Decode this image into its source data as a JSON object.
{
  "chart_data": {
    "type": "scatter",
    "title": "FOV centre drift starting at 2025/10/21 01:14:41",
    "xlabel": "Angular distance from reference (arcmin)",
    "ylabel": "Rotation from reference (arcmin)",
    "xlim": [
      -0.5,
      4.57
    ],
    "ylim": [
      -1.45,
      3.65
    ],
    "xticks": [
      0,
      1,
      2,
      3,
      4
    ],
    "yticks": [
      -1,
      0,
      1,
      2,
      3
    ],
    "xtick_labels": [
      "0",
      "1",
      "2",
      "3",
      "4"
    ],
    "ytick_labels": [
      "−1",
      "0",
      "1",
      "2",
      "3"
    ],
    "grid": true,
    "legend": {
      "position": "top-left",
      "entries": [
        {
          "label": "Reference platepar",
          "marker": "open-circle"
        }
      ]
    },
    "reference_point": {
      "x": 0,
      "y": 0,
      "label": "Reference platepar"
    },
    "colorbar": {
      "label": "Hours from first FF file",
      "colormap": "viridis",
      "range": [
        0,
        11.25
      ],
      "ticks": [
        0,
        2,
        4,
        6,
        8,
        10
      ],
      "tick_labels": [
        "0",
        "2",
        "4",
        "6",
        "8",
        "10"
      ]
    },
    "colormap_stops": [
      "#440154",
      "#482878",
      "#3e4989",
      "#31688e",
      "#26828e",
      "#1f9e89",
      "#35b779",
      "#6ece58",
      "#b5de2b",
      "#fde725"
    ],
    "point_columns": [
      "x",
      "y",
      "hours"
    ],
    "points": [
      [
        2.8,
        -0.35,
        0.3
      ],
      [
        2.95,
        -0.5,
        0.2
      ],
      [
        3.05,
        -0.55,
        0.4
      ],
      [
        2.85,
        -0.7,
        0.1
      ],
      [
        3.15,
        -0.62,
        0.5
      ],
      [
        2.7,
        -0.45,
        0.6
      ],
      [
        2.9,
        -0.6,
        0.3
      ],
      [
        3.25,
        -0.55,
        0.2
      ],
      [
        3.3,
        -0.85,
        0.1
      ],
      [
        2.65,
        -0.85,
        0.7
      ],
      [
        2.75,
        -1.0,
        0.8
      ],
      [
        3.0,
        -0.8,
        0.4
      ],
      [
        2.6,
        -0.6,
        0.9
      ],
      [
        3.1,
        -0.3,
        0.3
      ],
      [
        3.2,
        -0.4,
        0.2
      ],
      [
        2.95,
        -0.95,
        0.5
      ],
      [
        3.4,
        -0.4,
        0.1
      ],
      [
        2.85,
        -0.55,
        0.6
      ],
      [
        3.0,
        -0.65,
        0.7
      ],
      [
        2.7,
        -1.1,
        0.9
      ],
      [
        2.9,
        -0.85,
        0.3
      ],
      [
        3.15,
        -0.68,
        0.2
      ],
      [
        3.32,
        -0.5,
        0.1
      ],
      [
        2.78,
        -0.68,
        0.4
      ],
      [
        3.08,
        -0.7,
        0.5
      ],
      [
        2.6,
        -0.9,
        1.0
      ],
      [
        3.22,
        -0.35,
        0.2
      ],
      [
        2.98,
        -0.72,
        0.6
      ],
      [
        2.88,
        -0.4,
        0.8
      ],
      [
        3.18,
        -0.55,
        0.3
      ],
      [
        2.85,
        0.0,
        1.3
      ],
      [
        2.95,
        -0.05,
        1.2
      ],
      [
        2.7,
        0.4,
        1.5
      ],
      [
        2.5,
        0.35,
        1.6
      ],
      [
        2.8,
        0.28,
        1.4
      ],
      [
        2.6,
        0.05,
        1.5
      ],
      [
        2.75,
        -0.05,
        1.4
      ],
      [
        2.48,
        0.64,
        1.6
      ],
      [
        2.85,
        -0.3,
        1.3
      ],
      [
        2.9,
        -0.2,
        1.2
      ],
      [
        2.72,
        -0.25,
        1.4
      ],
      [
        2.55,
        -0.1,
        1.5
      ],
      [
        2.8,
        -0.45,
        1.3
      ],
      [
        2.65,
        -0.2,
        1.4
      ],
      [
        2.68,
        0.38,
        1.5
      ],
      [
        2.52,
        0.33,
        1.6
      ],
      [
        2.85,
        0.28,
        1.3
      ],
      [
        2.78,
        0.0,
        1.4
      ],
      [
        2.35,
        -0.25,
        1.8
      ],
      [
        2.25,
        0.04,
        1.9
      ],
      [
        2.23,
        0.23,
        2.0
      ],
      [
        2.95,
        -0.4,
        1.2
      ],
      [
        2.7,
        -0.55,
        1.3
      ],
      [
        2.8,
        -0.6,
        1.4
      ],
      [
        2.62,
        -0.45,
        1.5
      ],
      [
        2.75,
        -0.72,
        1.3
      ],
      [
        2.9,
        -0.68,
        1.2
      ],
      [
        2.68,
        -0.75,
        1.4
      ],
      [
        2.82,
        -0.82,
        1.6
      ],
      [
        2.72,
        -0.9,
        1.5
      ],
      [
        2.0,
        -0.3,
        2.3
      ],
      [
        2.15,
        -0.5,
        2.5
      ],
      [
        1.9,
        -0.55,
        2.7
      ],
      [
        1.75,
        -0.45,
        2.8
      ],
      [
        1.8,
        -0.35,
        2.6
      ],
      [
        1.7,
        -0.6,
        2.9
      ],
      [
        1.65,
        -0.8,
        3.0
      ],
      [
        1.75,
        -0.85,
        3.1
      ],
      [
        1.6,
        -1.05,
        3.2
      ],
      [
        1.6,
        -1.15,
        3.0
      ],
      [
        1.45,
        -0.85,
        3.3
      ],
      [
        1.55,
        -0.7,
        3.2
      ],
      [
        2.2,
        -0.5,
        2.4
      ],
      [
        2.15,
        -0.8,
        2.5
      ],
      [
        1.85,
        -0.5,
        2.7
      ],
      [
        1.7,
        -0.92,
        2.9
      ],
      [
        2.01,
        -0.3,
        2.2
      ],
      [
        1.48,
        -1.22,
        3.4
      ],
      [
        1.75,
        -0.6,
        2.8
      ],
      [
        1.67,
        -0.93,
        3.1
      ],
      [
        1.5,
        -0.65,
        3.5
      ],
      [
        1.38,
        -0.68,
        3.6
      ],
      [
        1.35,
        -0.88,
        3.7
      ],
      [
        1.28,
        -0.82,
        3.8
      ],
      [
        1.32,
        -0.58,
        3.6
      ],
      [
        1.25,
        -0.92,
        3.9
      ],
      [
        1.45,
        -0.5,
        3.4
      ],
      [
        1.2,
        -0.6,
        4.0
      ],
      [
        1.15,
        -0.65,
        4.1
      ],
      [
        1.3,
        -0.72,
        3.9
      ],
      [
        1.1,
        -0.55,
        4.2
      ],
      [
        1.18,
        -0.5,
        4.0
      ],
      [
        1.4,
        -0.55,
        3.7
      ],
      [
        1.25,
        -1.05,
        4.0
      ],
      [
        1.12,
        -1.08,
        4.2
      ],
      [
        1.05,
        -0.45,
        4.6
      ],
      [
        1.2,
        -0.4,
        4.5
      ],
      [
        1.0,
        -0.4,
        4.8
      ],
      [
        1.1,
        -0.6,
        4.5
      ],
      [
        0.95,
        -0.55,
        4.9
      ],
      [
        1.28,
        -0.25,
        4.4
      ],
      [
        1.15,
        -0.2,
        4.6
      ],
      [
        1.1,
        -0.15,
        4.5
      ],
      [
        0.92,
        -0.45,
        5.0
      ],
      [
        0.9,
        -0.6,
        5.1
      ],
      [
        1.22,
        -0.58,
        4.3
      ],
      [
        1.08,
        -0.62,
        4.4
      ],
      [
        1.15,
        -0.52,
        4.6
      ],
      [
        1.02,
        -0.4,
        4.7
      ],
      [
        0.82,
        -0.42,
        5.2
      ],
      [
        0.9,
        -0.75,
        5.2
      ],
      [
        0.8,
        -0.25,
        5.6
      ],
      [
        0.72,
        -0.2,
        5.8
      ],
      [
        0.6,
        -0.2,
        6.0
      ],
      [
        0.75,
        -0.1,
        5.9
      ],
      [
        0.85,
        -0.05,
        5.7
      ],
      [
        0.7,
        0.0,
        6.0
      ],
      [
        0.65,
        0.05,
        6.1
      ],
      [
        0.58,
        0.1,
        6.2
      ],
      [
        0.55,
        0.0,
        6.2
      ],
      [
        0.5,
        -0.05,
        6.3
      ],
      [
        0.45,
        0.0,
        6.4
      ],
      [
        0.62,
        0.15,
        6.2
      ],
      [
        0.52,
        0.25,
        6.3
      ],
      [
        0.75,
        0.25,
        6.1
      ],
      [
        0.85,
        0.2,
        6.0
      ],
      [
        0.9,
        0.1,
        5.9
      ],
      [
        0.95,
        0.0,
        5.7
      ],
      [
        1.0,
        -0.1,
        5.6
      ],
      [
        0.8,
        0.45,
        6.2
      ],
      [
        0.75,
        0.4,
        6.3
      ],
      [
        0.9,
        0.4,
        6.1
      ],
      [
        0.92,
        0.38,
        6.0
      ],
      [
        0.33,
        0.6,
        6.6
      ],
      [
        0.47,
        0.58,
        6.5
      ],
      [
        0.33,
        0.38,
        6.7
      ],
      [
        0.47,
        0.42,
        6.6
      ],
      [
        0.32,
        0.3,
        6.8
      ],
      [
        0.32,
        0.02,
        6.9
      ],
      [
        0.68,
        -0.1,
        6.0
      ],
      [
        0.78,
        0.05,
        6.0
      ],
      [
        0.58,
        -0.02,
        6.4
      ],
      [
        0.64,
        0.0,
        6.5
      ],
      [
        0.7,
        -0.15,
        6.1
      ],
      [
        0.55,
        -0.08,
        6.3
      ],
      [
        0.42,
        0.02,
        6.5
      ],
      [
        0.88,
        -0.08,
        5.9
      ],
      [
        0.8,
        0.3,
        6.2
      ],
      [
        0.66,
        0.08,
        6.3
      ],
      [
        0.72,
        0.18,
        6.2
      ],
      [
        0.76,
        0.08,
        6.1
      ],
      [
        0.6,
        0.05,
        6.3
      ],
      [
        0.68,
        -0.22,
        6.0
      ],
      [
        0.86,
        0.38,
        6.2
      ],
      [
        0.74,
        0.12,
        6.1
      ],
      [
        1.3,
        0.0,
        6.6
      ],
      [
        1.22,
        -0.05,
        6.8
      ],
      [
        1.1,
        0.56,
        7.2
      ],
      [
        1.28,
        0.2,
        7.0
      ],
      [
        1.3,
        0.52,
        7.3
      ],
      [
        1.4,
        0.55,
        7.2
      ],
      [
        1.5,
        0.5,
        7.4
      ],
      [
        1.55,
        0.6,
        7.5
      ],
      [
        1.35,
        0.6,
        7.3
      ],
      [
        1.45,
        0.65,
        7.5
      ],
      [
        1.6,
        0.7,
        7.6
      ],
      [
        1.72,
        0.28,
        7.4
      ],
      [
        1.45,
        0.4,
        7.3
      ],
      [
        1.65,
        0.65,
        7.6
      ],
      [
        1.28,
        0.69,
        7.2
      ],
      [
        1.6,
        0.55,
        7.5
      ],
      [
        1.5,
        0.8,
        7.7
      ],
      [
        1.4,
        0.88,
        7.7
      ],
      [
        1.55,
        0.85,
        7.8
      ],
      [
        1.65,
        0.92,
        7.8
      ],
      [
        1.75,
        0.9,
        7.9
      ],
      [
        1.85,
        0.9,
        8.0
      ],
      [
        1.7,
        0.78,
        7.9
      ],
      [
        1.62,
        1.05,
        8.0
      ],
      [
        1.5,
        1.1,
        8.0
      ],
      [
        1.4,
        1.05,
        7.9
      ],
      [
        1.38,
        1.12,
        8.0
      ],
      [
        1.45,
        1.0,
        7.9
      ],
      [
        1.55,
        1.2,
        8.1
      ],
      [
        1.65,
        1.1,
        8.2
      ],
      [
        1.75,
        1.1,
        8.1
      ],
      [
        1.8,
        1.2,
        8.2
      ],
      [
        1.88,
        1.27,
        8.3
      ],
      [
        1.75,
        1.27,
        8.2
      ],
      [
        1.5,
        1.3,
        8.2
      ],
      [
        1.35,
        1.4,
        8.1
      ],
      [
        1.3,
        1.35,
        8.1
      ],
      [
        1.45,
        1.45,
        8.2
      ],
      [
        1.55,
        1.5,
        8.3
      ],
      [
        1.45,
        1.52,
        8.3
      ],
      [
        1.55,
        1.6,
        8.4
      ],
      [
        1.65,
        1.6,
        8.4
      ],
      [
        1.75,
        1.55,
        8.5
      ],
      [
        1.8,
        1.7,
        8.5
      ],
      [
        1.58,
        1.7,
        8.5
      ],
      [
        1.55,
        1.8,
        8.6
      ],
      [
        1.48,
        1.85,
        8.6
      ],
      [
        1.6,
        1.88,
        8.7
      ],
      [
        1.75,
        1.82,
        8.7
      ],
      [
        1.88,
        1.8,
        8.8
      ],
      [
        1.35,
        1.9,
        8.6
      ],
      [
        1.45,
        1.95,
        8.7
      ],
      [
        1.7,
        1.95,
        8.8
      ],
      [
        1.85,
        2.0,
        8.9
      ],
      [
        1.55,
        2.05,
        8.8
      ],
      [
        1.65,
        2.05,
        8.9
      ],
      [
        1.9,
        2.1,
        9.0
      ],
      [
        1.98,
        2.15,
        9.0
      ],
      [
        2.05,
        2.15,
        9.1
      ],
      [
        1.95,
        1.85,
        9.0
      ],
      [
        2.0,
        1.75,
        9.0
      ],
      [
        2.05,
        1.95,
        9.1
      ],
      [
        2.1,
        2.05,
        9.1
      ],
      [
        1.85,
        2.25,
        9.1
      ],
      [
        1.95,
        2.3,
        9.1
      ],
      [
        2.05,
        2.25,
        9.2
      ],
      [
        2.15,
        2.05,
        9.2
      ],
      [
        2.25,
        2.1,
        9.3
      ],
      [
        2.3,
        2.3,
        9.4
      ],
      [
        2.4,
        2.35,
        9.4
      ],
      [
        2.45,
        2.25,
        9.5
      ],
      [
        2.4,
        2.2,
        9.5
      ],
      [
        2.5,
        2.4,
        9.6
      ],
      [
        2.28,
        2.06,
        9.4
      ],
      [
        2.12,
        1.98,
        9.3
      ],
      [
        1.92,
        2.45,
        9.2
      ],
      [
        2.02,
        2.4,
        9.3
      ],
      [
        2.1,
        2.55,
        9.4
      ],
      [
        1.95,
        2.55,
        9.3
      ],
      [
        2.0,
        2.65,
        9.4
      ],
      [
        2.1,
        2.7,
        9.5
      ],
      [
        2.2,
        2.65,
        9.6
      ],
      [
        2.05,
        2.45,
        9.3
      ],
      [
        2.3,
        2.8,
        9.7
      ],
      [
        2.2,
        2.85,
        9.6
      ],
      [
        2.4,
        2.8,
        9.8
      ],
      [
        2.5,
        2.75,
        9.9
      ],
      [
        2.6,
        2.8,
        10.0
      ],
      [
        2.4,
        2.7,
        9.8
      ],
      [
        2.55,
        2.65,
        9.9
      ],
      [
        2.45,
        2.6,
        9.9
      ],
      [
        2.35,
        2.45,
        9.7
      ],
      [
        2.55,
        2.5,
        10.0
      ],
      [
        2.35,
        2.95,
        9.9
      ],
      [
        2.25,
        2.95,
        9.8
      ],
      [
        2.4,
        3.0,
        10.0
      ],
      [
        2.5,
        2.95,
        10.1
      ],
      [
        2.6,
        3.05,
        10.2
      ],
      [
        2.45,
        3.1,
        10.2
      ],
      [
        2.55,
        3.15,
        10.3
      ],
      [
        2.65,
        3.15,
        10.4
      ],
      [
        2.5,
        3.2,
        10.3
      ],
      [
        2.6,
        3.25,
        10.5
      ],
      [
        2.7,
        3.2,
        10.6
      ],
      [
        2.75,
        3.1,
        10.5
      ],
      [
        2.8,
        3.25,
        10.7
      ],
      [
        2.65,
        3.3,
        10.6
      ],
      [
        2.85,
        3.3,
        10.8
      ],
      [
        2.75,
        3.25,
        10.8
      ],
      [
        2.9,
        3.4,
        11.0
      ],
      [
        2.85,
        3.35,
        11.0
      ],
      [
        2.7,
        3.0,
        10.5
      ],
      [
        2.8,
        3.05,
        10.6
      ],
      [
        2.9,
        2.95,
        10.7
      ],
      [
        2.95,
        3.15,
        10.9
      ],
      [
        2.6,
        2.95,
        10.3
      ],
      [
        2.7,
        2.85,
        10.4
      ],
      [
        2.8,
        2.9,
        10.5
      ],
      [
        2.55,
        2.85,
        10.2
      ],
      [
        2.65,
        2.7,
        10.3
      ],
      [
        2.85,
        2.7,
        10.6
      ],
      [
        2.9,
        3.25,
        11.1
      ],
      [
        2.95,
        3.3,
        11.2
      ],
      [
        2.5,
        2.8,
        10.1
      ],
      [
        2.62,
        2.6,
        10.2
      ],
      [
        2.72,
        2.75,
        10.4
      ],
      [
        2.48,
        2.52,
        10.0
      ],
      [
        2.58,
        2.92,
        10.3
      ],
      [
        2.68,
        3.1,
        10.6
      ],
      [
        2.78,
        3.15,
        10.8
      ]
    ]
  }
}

◇ ◇ ◇ ◇ ◇ ◇ ◇

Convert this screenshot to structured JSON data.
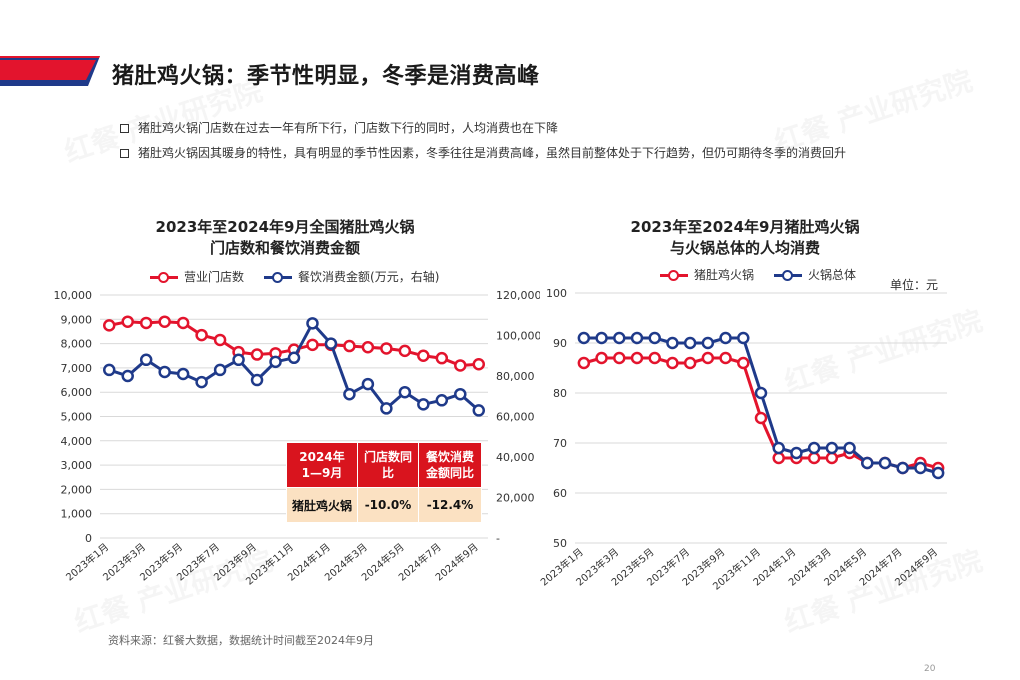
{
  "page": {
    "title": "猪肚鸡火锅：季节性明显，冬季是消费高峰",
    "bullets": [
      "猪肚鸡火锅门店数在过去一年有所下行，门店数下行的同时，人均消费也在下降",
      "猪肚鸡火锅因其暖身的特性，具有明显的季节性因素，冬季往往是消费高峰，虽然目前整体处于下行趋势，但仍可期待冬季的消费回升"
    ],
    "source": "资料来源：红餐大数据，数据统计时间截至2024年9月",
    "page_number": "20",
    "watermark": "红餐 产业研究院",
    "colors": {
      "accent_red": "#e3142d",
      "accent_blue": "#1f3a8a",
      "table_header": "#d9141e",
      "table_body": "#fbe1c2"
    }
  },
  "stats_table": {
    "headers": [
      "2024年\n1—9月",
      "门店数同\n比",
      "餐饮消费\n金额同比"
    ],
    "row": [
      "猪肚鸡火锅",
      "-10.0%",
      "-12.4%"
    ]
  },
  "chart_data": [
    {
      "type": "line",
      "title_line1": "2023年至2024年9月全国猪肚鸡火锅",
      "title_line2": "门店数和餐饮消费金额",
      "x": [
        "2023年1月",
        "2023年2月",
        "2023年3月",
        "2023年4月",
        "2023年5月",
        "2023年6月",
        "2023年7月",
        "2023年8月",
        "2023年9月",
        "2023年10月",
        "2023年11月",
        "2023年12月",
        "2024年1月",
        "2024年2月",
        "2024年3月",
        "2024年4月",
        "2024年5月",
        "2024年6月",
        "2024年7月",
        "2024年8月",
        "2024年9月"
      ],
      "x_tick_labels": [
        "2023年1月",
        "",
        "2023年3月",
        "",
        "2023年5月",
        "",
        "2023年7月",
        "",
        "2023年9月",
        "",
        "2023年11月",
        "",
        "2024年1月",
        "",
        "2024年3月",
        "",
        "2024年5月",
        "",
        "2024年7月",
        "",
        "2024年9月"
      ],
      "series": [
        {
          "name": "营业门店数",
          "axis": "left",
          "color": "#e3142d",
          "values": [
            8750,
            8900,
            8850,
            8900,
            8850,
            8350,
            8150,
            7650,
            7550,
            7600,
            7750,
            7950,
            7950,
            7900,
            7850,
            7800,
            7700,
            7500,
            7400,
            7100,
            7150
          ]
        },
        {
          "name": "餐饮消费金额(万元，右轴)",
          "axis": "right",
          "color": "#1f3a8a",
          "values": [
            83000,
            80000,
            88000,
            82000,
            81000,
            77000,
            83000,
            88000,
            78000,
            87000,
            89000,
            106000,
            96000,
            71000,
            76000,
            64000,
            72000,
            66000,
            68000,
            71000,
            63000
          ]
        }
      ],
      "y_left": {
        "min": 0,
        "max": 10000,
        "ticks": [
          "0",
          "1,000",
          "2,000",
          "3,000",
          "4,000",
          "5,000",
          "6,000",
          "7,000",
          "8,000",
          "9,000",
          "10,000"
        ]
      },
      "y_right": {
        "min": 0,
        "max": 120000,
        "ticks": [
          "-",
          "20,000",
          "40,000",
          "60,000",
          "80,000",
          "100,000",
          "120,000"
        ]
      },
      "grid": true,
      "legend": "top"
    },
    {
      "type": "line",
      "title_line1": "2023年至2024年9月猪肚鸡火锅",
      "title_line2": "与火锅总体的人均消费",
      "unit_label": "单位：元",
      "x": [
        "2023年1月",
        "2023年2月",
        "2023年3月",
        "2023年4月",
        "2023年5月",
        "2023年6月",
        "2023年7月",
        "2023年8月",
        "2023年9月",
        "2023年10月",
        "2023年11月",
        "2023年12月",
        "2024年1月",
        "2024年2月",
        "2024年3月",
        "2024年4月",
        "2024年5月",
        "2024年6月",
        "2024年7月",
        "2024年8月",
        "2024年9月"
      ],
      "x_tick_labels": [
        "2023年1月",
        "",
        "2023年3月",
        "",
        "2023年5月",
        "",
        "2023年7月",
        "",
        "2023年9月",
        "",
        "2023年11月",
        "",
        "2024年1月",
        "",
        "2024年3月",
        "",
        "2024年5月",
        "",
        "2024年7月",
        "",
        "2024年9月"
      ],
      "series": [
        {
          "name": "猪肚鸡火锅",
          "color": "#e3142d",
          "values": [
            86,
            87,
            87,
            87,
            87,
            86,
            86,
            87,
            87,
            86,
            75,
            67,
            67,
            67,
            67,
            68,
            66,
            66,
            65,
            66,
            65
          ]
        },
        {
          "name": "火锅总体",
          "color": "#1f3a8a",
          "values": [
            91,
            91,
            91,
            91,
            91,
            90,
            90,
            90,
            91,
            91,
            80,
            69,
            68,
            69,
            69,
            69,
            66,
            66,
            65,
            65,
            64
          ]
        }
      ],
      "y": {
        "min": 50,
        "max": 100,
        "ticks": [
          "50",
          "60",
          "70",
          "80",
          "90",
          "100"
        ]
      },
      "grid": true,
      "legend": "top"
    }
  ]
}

◇ ◇ ◇ ◇ ◇ ◇ ◇

▸ REQUIRED TASK
Find each line with the string "arcmin" and copy it out.

▸ SOLUTION TO THIS TASK
    "xlabel": "Angular distance from reference (arcmin)",
    "ylabel": "Rotation from reference (arcmin)",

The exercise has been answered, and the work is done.